EXTRACTED ENTRIES

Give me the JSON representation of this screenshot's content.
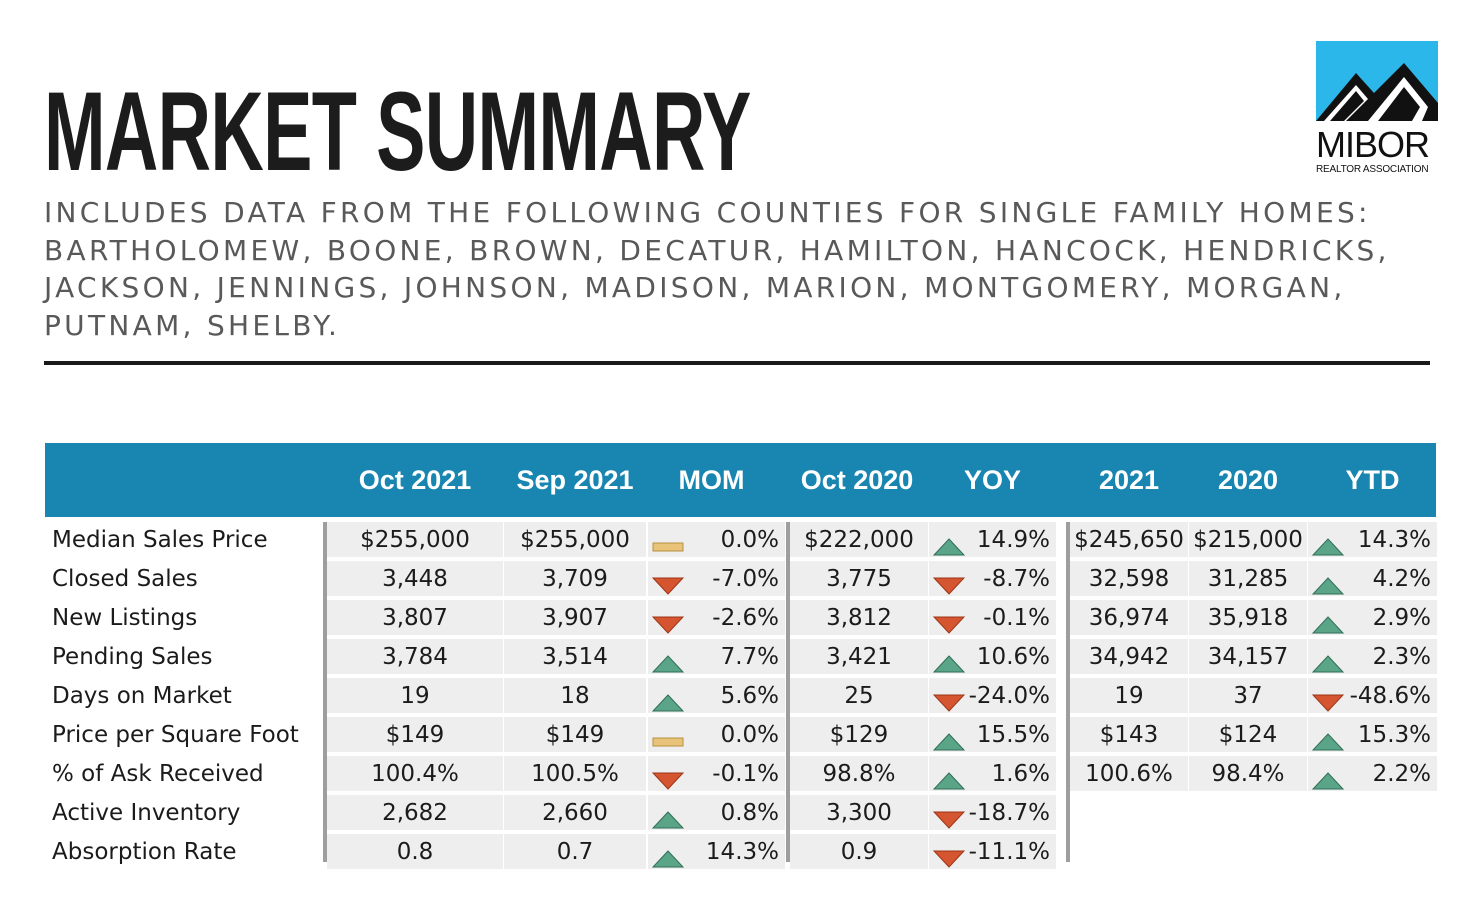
{
  "header": {
    "title": "MARKET SUMMARY",
    "subtitle": "INCLUDES DATA FROM THE FOLLOWING COUNTIES FOR SINGLE FAMILY HOMES: BARTHOLOMEW, BOONE, BROWN, DECATUR, HAMILTON, HANCOCK, HENDRICKS, JACKSON, JENNINGS, JOHNSON, MADISON, MARION, MONTGOMERY, MORGAN, PUTNAM, SHELBY."
  },
  "logo": {
    "name": "MIBOR",
    "tagline": "REALTOR ASSOCIATION"
  },
  "colors": {
    "header_bg": "#1986b1",
    "up": "#5aa488",
    "down": "#d4552f",
    "flat": "#e9c37a"
  },
  "table": {
    "columns": [
      "Oct 2021",
      "Sep 2021",
      "MOM",
      "Oct 2020",
      "YOY",
      "2021",
      "2020",
      "YTD"
    ],
    "rows": [
      {
        "label": "Median Sales Price",
        "oct2021": "$255,000",
        "sep2021": "$255,000",
        "mom": "0.0%",
        "mom_dir": "flat",
        "oct2020": "$222,000",
        "yoy": "14.9%",
        "yoy_dir": "up",
        "ytd2021": "$245,650",
        "ytd2020": "$215,000",
        "ytd": "14.3%",
        "ytd_dir": "up"
      },
      {
        "label": "Closed Sales",
        "oct2021": "3,448",
        "sep2021": "3,709",
        "mom": "-7.0%",
        "mom_dir": "down",
        "oct2020": "3,775",
        "yoy": "-8.7%",
        "yoy_dir": "down",
        "ytd2021": "32,598",
        "ytd2020": "31,285",
        "ytd": "4.2%",
        "ytd_dir": "up"
      },
      {
        "label": "New Listings",
        "oct2021": "3,807",
        "sep2021": "3,907",
        "mom": "-2.6%",
        "mom_dir": "down",
        "oct2020": "3,812",
        "yoy": "-0.1%",
        "yoy_dir": "down",
        "ytd2021": "36,974",
        "ytd2020": "35,918",
        "ytd": "2.9%",
        "ytd_dir": "up"
      },
      {
        "label": "Pending Sales",
        "oct2021": "3,784",
        "sep2021": "3,514",
        "mom": "7.7%",
        "mom_dir": "up",
        "oct2020": "3,421",
        "yoy": "10.6%",
        "yoy_dir": "up",
        "ytd2021": "34,942",
        "ytd2020": "34,157",
        "ytd": "2.3%",
        "ytd_dir": "up"
      },
      {
        "label": "Days on Market",
        "oct2021": "19",
        "sep2021": "18",
        "mom": "5.6%",
        "mom_dir": "up",
        "oct2020": "25",
        "yoy": "-24.0%",
        "yoy_dir": "down",
        "ytd2021": "19",
        "ytd2020": "37",
        "ytd": "-48.6%",
        "ytd_dir": "down"
      },
      {
        "label": "Price per Square Foot",
        "oct2021": "$149",
        "sep2021": "$149",
        "mom": "0.0%",
        "mom_dir": "flat",
        "oct2020": "$129",
        "yoy": "15.5%",
        "yoy_dir": "up",
        "ytd2021": "$143",
        "ytd2020": "$124",
        "ytd": "15.3%",
        "ytd_dir": "up"
      },
      {
        "label": "% of Ask Received",
        "oct2021": "100.4%",
        "sep2021": "100.5%",
        "mom": "-0.1%",
        "mom_dir": "down",
        "oct2020": "98.8%",
        "yoy": "1.6%",
        "yoy_dir": "up",
        "ytd2021": "100.6%",
        "ytd2020": "98.4%",
        "ytd": "2.2%",
        "ytd_dir": "up"
      },
      {
        "label": "Active Inventory",
        "oct2021": "2,682",
        "sep2021": "2,660",
        "mom": "0.8%",
        "mom_dir": "up",
        "oct2020": "3,300",
        "yoy": "-18.7%",
        "yoy_dir": "down"
      },
      {
        "label": "Absorption Rate",
        "oct2021": "0.8",
        "sep2021": "0.7",
        "mom": "14.3%",
        "mom_dir": "up",
        "oct2020": "0.9",
        "yoy": "-11.1%",
        "yoy_dir": "down"
      }
    ]
  }
}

PROBLEM TO SOLVE
Return each line exactly as written. Any picture gets left out.

RESULT
Give me the JSON representation of this screenshot's content.
{
  "header": {
    "title": "MARKET SUMMARY",
    "subtitle": "INCLUDES DATA FROM THE FOLLOWING COUNTIES FOR SINGLE FAMILY HOMES: BARTHOLOMEW, BOONE, BROWN, DECATUR, HAMILTON, HANCOCK, HENDRICKS, JACKSON, JENNINGS, JOHNSON, MADISON, MARION, MONTGOMERY, MORGAN, PUTNAM, SHELBY."
  },
  "logo": {
    "name": "MIBOR",
    "tagline": "REALTOR ASSOCIATION"
  },
  "colors": {
    "header_bg": "#1986b1",
    "up": "#5aa488",
    "down": "#d4552f",
    "flat": "#e9c37a"
  },
  "table": {
    "columns": [
      "Oct 2021",
      "Sep 2021",
      "MOM",
      "Oct 2020",
      "YOY",
      "2021",
      "2020",
      "YTD"
    ],
    "rows": [
      {
        "label": "Median Sales Price",
        "oct2021": "$255,000",
        "sep2021": "$255,000",
        "mom": "0.0%",
        "mom_dir": "flat",
        "oct2020": "$222,000",
        "yoy": "14.9%",
        "yoy_dir": "up",
        "ytd2021": "$245,650",
        "ytd2020": "$215,000",
        "ytd": "14.3%",
        "ytd_dir": "up"
      },
      {
        "label": "Closed Sales",
        "oct2021": "3,448",
        "sep2021": "3,709",
        "mom": "-7.0%",
        "mom_dir": "down",
        "oct2020": "3,775",
        "yoy": "-8.7%",
        "yoy_dir": "down",
        "ytd2021": "32,598",
        "ytd2020": "31,285",
        "ytd": "4.2%",
        "ytd_dir": "up"
      },
      {
        "label": "New Listings",
        "oct2021": "3,807",
        "sep2021": "3,907",
        "mom": "-2.6%",
        "mom_dir": "down",
        "oct2020": "3,812",
        "yoy": "-0.1%",
        "yoy_dir": "down",
        "ytd2021": "36,974",
        "ytd2020": "35,918",
        "ytd": "2.9%",
        "ytd_dir": "up"
      },
      {
        "label": "Pending Sales",
        "oct2021": "3,784",
        "sep2021": "3,514",
        "mom": "7.7%",
        "mom_dir": "up",
        "oct2020": "3,421",
        "yoy": "10.6%",
        "yoy_dir": "up",
        "ytd2021": "34,942",
        "ytd2020": "34,157",
        "ytd": "2.3%",
        "ytd_dir": "up"
      },
      {
        "label": "Days on Market",
        "oct2021": "19",
        "sep2021": "18",
        "mom": "5.6%",
        "mom_dir": "up",
        "oct2020": "25",
        "yoy": "-24.0%",
        "yoy_dir": "down",
        "ytd2021": "19",
        "ytd2020": "37",
        "ytd": "-48.6%",
        "ytd_dir": "down"
      },
      {
        "label": "Price per Square Foot",
        "oct2021": "$149",
        "sep2021": "$149",
        "mom": "0.0%",
        "mom_dir": "flat",
        "oct2020": "$129",
        "yoy": "15.5%",
        "yoy_dir": "up",
        "ytd2021": "$143",
        "ytd2020": "$124",
        "ytd": "15.3%",
        "ytd_dir": "up"
      },
      {
        "label": "% of Ask Received",
        "oct2021": "100.4%",
        "sep2021": "100.5%",
        "mom": "-0.1%",
        "mom_dir": "down",
        "oct2020": "98.8%",
        "yoy": "1.6%",
        "yoy_dir": "up",
        "ytd2021": "100.6%",
        "ytd2020": "98.4%",
        "ytd": "2.2%",
        "ytd_dir": "up"
      },
      {
        "label": "Active Inventory",
        "oct2021": "2,682",
        "sep2021": "2,660",
        "mom": "0.8%",
        "mom_dir": "up",
        "oct2020": "3,300",
        "yoy": "-18.7%",
        "yoy_dir": "down"
      },
      {
        "label": "Absorption Rate",
        "oct2021": "0.8",
        "sep2021": "0.7",
        "mom": "14.3%",
        "mom_dir": "up",
        "oct2020": "0.9",
        "yoy": "-11.1%",
        "yoy_dir": "down"
      }
    ]
  }
}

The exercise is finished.